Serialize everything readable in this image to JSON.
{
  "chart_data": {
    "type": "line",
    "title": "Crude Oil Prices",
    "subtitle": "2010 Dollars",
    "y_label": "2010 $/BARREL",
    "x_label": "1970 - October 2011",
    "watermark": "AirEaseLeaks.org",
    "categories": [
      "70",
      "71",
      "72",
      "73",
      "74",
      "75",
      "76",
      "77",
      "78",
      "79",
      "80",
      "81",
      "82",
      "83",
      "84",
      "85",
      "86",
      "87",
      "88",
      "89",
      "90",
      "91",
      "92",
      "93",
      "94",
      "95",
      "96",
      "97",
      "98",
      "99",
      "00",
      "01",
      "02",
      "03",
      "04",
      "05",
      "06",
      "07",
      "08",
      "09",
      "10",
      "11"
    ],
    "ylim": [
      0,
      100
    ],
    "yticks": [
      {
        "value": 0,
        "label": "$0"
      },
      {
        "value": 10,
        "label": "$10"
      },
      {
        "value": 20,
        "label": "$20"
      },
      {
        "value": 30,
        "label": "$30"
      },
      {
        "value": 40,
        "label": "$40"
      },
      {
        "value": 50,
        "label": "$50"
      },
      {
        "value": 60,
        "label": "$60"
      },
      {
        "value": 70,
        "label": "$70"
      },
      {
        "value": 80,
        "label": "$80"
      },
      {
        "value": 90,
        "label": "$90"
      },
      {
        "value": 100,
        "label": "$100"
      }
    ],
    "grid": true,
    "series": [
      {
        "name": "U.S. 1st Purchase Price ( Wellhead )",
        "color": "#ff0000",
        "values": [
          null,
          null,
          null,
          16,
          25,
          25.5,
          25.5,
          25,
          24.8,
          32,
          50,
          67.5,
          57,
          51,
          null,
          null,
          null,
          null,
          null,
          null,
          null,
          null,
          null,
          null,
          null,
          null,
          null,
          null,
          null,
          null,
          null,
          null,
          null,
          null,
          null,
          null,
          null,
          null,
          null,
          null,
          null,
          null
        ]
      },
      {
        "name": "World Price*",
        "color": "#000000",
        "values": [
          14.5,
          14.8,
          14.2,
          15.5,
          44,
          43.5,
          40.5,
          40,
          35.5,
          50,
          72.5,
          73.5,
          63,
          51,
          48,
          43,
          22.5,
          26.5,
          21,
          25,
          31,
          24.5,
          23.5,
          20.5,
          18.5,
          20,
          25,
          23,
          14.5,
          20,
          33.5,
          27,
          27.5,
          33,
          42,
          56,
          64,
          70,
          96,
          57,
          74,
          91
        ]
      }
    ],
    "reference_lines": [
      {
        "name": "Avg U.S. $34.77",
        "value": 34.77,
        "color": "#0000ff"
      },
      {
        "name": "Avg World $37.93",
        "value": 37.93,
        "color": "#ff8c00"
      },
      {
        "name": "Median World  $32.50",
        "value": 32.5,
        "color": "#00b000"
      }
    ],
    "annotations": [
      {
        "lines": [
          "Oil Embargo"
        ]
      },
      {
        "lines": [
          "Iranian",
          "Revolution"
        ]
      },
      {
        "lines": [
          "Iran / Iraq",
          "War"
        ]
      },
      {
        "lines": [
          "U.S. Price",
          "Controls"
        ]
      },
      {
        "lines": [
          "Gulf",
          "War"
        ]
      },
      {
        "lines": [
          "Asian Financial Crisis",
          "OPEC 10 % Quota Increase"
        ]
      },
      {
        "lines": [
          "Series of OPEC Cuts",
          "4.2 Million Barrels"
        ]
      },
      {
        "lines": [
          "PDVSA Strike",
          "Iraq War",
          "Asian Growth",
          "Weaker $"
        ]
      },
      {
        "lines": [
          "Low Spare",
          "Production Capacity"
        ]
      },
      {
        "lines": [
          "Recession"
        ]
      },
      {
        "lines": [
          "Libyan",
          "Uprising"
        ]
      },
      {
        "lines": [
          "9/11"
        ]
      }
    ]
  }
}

+++++

TO DO: Go over the data above and copy every line that has the word "OPEC" in it.

ANSWER:
          "OPEC 10 % Quota Increase"
          "Series of OPEC Cuts",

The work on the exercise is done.